### TASK PROMPT
Determine which lines of the records include the word "name", and copy them.

++++++++++

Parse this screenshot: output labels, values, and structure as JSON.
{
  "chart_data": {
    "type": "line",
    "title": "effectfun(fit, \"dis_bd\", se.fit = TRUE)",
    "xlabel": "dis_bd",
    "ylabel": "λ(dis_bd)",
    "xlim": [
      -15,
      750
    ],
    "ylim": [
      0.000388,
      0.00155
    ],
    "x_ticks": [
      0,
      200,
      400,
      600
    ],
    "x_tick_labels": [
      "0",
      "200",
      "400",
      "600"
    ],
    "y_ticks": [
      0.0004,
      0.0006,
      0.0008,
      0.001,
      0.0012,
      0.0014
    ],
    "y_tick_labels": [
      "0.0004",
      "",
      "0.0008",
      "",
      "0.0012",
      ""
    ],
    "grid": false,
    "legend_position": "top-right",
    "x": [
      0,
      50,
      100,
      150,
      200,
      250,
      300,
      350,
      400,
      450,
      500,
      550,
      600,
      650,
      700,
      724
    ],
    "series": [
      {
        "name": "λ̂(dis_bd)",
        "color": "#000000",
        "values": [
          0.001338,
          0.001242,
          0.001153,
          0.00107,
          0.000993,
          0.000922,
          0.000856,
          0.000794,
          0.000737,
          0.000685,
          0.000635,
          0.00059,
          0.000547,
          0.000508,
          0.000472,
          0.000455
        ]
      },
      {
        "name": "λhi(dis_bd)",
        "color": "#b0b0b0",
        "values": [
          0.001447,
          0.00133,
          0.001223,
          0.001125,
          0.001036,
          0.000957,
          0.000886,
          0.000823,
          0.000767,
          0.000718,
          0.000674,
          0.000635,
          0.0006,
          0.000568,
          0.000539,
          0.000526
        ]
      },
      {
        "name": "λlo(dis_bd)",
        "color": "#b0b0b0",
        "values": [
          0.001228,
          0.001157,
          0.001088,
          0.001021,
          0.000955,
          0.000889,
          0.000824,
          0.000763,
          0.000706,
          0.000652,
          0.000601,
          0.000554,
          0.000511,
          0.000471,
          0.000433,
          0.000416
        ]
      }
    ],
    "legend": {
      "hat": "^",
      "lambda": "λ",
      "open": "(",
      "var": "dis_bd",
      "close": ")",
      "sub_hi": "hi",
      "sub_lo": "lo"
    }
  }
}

++++++++++

### EXERCISE ANSWER
        "name": "λ̂(dis_bd)",
        "name": "λhi(dis_bd)",
        "name": "λlo(dis_bd)",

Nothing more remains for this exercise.